• **TASK PROMPT**
Reproduce verbatim only the lines from the one containing "Give me a plain-text" through the last line below, both included.

• **EXTRACTED DATA**
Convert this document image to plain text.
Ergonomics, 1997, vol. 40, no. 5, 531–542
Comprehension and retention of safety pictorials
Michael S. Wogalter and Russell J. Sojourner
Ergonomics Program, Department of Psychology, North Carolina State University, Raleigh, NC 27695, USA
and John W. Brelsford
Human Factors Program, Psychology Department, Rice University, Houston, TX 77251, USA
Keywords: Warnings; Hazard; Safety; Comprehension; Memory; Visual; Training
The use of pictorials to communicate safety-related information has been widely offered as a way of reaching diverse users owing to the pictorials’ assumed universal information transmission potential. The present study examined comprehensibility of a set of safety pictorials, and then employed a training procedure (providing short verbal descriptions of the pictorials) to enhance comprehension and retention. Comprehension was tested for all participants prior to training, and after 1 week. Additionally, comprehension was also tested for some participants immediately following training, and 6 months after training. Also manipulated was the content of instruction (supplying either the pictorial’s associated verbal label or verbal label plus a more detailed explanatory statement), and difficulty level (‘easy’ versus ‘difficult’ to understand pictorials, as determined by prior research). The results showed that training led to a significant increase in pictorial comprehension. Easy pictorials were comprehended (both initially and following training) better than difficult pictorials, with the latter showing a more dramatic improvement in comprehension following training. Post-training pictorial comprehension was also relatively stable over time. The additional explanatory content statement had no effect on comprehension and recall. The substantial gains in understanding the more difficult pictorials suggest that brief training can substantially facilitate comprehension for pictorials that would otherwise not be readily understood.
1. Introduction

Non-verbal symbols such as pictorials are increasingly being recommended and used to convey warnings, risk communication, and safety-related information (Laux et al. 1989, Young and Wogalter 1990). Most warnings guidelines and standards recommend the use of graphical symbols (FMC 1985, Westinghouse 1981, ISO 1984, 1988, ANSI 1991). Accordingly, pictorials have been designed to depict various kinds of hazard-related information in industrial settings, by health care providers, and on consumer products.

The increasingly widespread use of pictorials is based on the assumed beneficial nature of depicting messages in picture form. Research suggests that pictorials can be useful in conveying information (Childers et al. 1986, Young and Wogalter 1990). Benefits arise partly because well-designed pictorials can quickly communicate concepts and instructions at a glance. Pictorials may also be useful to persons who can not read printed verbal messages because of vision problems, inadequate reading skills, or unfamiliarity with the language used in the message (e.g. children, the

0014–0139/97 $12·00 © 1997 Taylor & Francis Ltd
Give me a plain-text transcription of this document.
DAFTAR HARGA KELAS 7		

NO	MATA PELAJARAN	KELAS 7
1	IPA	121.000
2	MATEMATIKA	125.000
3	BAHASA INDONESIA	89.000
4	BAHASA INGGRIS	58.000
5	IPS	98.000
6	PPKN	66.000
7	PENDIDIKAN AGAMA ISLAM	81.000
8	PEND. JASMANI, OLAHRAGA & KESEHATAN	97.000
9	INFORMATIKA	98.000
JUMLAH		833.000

• **THE COMPLETED TASK**
Give me a plain-text transcription of this document.
DAFTAR HARGA KELAS 7		

NO	MATA PELAJARAN	KELAS 7
1	IPA	121.000
2	MATEMATIKA	125.000
3	BAHASA INDONESIA	89.000
4	BAHASA INGGRIS	58.000
5	IPS	98.000
6	PPKN	66.000
7	PENDIDIKAN AGAMA ISLAM	81.000
8	PEND. JASMANI, OLAHRAGA & KESEHATAN	97.000
9	INFORMATIKA	98.000
JUMLAH		833.000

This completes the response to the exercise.